**Exercise objective**
Check each line of the entries below for the string "martin" and state how many lines have it, with no other text.

### Given information ###

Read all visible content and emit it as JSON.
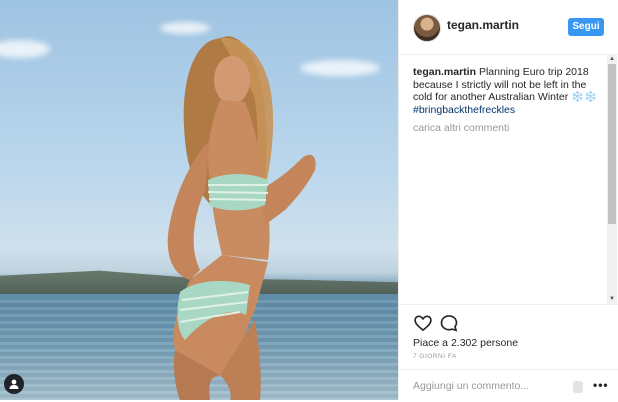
{
  "post": {
    "author": "tegan.martin",
    "follow_label": "Segui",
    "caption_user": "tegan.martin",
    "caption_text": "Planning Euro trip 2018 because I strictly will not be left in the cold for another Australian Winter ❄️❄️",
    "hashtag": "#bringbackthefreckles",
    "load_more_label": "carica altri commenti",
    "likes_text": "Piace a 2.302 persone",
    "timestamp": "7 GIORNI FA",
    "comment_placeholder": "Aggiungi un commento...",
    "more_label": "•••"
  },
  "icons": {
    "like": "heart-icon",
    "comment": "comment-icon",
    "user_tag": "user-tag-icon",
    "more": "more-options-icon"
  },
  "colors": {
    "accent": "#3897f0",
    "hashtag": "#003569",
    "muted": "#999999"
  }
}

###

**Task solution**
2